◆ STORED RECORDS ◆
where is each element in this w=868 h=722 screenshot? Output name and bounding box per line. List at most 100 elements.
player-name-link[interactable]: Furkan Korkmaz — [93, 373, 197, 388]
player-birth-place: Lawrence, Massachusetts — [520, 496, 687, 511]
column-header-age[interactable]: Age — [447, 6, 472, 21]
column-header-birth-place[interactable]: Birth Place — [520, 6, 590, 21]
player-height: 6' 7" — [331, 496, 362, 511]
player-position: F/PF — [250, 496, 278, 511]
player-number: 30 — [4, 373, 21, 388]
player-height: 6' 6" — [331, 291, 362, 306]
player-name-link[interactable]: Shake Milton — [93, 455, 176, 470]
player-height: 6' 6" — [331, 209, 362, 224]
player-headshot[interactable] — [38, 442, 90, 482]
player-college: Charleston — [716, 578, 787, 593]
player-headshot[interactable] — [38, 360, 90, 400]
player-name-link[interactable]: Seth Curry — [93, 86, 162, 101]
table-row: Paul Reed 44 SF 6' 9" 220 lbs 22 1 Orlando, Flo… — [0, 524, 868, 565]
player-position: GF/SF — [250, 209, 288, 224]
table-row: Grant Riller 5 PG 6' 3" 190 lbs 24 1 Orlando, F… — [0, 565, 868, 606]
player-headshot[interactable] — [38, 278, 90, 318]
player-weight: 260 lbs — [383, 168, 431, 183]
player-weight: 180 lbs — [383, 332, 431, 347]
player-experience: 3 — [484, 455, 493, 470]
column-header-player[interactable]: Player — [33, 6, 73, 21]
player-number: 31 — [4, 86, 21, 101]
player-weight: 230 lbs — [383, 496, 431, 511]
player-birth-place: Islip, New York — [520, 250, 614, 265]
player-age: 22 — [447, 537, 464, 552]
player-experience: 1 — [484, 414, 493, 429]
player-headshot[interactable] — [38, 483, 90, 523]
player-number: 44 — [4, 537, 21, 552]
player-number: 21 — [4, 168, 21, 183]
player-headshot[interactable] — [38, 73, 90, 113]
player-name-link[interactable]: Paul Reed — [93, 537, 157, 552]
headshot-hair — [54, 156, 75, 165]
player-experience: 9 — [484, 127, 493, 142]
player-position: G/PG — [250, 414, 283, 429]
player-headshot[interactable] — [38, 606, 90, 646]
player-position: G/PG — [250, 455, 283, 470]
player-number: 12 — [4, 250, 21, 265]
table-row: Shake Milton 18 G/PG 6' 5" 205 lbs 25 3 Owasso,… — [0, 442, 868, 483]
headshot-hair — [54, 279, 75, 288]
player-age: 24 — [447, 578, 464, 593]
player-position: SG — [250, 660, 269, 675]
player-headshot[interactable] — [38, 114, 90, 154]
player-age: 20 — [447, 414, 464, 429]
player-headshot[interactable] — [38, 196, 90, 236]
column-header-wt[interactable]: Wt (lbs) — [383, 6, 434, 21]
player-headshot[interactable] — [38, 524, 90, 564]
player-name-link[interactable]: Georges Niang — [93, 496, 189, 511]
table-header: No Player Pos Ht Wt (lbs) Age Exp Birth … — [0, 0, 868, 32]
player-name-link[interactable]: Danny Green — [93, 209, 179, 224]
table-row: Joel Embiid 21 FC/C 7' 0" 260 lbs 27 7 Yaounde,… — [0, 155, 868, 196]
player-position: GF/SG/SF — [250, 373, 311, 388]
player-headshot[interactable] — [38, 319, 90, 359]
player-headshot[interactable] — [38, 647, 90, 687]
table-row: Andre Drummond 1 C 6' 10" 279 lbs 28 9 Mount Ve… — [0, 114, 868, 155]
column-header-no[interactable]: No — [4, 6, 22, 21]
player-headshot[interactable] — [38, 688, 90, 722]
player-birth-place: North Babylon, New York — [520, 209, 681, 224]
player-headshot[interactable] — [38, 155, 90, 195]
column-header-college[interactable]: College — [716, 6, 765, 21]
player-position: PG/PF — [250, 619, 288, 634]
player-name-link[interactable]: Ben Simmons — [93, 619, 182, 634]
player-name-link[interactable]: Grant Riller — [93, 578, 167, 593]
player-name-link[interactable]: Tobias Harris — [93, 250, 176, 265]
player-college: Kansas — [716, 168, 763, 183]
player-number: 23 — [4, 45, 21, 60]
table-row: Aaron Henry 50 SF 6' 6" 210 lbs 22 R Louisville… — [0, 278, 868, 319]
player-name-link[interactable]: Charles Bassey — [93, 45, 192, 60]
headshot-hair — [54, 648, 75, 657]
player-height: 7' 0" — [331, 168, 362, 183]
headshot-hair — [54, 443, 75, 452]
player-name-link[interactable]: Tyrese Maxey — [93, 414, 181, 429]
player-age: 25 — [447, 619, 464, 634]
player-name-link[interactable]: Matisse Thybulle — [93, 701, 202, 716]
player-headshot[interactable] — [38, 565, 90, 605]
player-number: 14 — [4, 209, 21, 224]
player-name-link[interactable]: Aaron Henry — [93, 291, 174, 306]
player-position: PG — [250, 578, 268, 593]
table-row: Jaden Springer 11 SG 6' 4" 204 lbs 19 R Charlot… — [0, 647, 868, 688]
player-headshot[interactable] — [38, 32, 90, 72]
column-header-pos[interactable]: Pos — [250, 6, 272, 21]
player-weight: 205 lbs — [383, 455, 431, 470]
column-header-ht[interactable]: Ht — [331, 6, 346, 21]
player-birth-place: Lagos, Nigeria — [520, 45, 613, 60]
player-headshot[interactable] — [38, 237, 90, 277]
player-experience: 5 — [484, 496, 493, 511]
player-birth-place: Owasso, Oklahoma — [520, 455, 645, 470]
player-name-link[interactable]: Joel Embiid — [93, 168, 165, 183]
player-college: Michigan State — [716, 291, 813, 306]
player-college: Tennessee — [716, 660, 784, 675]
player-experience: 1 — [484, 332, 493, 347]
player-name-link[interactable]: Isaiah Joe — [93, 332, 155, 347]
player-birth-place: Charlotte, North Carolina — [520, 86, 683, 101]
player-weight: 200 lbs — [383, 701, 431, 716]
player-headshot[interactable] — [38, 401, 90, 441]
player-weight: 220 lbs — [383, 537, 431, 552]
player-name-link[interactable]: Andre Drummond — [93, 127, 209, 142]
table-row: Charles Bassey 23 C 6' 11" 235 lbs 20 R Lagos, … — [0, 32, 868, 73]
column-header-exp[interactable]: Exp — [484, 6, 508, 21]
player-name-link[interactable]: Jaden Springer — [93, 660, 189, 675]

* * *

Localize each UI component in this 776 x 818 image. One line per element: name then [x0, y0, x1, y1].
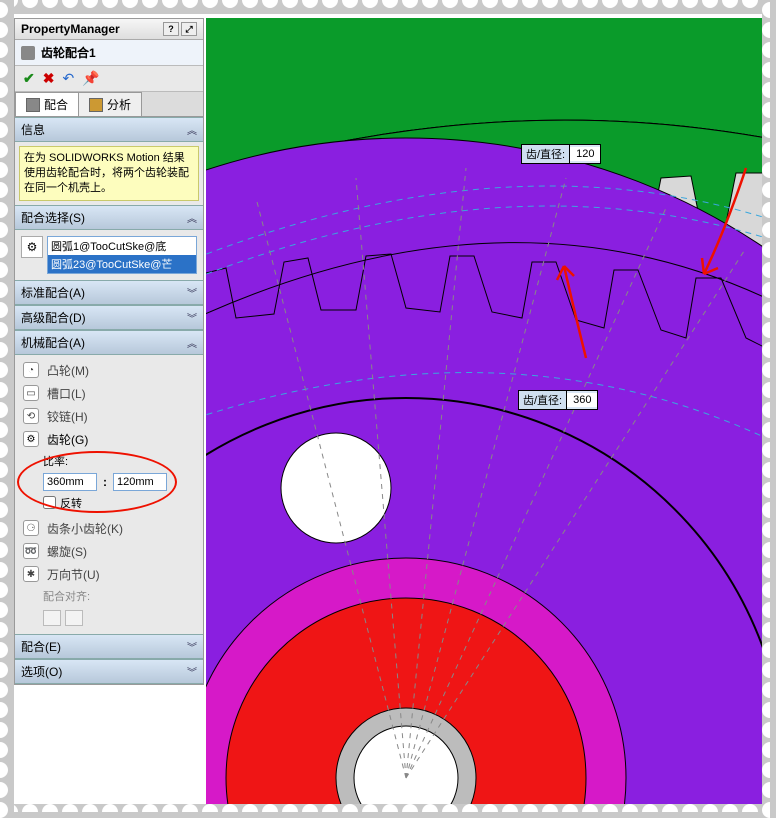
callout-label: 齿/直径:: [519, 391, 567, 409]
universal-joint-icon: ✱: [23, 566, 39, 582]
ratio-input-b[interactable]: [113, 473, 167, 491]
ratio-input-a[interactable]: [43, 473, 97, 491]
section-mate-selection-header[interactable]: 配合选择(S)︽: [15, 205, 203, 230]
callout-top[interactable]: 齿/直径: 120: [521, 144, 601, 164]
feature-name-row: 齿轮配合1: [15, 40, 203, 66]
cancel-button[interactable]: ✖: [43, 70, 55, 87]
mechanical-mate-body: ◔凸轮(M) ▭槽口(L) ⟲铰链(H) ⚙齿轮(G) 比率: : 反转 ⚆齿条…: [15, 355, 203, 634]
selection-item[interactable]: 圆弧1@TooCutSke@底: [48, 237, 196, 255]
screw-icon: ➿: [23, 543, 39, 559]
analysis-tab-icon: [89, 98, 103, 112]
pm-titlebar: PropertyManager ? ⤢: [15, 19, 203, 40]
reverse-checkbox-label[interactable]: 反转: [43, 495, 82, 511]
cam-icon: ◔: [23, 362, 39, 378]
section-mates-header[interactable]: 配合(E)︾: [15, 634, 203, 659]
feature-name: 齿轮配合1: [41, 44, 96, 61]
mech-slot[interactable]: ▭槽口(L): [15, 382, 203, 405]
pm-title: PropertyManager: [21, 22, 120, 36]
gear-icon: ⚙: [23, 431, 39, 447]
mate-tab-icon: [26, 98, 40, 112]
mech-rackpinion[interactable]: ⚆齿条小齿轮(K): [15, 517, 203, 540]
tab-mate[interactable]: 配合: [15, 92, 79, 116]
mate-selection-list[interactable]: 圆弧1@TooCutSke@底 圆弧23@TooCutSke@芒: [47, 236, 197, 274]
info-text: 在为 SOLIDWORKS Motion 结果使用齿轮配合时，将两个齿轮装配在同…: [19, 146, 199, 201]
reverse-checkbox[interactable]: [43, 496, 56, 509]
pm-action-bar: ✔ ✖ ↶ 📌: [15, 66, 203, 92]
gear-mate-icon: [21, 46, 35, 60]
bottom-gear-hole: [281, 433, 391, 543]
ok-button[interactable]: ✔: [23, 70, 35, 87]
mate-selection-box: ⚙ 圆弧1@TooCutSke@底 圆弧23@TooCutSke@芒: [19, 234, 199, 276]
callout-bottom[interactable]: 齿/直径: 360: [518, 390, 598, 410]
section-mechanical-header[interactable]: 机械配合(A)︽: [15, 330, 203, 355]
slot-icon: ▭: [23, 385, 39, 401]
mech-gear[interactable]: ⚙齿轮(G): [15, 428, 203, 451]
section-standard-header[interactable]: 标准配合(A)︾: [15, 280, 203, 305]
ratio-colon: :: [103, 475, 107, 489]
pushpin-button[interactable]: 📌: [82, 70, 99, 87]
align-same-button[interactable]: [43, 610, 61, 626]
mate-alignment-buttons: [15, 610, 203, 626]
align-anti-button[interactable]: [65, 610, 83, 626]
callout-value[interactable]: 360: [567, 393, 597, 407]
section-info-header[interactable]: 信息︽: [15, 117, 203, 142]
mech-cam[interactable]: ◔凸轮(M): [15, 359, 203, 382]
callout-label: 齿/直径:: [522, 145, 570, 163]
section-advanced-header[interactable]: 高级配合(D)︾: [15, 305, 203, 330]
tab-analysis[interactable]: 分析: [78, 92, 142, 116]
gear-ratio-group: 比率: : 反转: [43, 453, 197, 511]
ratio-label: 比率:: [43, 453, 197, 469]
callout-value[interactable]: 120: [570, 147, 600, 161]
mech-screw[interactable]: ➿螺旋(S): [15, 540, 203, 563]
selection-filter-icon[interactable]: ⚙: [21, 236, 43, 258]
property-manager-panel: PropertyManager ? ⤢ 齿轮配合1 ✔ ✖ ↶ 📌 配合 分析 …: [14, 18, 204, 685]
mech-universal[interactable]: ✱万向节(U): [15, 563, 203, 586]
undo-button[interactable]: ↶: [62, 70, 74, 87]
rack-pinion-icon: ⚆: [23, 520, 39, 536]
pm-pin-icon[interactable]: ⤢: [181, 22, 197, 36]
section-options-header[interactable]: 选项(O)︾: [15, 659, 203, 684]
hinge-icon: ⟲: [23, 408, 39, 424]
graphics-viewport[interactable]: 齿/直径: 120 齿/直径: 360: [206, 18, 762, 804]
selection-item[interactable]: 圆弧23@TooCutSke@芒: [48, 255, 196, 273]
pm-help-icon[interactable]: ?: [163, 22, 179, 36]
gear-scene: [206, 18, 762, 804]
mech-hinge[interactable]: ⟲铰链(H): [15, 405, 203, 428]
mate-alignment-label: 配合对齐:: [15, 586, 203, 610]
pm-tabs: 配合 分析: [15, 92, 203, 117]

◆ SHORT TASK ◆
Please put the rows above, from the line that contains "where is each" through the line that contains "496, 362, 511]", into a JSON list of strings with one string per line and blank lines left out.

◆ SOLUTION ◆
[
  "where is each element in this w=868 h=722 screenshot? Output name and bounding box per line. List at most 100 elements.",
  "player-name-link[interactable]: Furkan Korkmaz — [93, 373, 197, 388]",
  "player-birth-place: Lawrence, Massachusetts — [520, 496, 687, 511]",
  "column-header-age[interactable]: Age — [447, 6, 472, 21]",
  "column-header-birth-place[interactable]: Birth Place — [520, 6, 590, 21]",
  "player-height: 6' 7\" — [331, 496, 362, 511]"
]